* **STATED TASK**
Count every line below that contains "Location", then state the total with no other output.

* **STORED RECORDS**
[BEGIN]

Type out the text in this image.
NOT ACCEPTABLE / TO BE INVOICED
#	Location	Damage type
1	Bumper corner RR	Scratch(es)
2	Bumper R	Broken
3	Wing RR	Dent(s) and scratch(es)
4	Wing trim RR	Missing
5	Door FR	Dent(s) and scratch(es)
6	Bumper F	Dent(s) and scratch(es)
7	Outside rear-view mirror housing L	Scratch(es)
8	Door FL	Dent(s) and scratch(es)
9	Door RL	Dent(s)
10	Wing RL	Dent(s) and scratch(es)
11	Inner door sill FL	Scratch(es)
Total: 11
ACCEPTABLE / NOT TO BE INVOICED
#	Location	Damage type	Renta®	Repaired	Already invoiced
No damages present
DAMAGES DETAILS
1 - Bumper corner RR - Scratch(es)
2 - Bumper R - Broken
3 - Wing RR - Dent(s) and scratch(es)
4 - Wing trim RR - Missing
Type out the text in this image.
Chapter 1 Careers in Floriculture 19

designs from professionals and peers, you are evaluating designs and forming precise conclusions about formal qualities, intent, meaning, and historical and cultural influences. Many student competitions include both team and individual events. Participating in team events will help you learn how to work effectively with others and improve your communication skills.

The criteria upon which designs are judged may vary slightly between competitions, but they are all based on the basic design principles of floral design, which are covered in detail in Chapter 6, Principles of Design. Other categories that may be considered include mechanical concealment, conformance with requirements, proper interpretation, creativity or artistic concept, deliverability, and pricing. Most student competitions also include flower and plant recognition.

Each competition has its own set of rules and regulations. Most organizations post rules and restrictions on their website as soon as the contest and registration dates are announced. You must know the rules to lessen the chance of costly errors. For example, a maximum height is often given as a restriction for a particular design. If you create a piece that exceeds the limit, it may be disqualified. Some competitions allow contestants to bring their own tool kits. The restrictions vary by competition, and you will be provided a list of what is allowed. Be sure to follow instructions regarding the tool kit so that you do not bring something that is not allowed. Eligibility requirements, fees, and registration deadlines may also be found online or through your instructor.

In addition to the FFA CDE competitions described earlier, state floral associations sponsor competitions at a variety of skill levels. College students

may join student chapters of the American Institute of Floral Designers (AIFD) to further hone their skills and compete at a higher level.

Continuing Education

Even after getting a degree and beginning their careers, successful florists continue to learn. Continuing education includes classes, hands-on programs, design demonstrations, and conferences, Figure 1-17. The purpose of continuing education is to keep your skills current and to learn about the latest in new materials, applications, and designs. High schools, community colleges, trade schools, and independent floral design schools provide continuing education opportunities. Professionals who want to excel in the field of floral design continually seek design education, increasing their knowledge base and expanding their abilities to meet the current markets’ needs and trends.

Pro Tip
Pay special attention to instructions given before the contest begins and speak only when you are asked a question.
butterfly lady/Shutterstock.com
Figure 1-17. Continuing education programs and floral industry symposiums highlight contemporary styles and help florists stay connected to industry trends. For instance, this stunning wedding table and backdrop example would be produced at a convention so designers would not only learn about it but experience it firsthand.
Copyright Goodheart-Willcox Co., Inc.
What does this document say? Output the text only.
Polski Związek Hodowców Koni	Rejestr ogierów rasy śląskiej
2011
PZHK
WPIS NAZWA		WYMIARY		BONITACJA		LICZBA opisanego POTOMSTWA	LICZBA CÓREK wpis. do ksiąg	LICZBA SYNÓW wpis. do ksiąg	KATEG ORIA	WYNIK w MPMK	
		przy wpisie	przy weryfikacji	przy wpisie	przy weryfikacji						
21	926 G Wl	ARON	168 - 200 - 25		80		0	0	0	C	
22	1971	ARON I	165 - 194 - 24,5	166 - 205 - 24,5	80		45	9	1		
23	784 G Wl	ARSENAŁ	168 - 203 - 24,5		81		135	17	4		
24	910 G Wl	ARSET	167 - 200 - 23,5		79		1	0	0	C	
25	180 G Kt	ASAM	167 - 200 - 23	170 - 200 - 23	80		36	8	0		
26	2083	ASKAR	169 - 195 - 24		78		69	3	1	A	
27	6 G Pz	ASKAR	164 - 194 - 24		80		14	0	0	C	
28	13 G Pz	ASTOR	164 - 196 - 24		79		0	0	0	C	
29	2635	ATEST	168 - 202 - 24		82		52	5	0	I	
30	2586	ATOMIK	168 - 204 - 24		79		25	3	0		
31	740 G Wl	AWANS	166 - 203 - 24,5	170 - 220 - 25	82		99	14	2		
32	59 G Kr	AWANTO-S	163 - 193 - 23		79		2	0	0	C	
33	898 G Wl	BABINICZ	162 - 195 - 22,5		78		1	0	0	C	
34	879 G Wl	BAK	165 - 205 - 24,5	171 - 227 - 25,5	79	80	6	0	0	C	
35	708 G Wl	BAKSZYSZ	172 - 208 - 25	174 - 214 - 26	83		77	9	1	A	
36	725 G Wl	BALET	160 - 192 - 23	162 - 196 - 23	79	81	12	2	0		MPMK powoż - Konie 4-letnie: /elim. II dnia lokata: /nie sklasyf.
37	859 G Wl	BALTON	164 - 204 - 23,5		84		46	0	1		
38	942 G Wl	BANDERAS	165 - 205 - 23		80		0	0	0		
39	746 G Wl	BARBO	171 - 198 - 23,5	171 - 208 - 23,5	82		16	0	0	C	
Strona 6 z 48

[END]

* **RESULT OF THIS EXERCISE**
2